- _Exercise brief_: Scan the lines below for the string "zavazadlovém" and copy every one that has it.

- _Material_:
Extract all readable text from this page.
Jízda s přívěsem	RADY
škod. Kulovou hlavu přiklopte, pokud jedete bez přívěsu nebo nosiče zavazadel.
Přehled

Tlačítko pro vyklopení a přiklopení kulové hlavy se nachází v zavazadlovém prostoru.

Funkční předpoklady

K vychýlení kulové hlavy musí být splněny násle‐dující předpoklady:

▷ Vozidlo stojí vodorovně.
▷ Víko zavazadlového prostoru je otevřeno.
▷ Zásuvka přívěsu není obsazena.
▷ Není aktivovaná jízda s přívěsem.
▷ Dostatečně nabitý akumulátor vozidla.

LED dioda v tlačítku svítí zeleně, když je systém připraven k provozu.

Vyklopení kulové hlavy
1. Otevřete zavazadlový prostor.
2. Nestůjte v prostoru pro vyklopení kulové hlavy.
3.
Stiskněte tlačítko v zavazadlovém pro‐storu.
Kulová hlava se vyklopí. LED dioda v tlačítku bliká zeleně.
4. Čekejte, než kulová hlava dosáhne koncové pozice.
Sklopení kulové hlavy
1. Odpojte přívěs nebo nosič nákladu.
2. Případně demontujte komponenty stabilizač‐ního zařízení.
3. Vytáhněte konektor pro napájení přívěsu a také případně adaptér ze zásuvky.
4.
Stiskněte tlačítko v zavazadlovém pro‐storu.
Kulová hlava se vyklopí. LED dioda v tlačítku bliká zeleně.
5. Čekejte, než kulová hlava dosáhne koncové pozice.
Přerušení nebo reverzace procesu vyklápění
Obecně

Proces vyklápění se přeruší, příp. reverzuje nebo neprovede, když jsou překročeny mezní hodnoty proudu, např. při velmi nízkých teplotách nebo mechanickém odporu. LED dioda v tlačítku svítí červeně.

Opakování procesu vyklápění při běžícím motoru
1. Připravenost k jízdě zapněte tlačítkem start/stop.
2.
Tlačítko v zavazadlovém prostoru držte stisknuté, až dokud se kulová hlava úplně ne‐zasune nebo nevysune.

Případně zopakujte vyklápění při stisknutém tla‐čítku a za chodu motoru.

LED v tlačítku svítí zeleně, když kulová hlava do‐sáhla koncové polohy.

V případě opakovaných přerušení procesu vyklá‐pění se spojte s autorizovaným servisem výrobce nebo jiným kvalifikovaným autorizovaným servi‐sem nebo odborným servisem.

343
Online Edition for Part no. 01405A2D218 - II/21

- _Output for this task_:
Tlačítko pro vyklopení a přiklopení kulové hlavy se nachází v zavazadlovém prostoru.
Stiskněte tlačítko v zavazadlovém pro‐storu.
Stiskněte tlačítko v zavazadlovém pro‐storu.
Tlačítko v zavazadlovém prostoru držte stisknuté, až dokud se kulová hlava úplně ne‐zasune nebo nevysune.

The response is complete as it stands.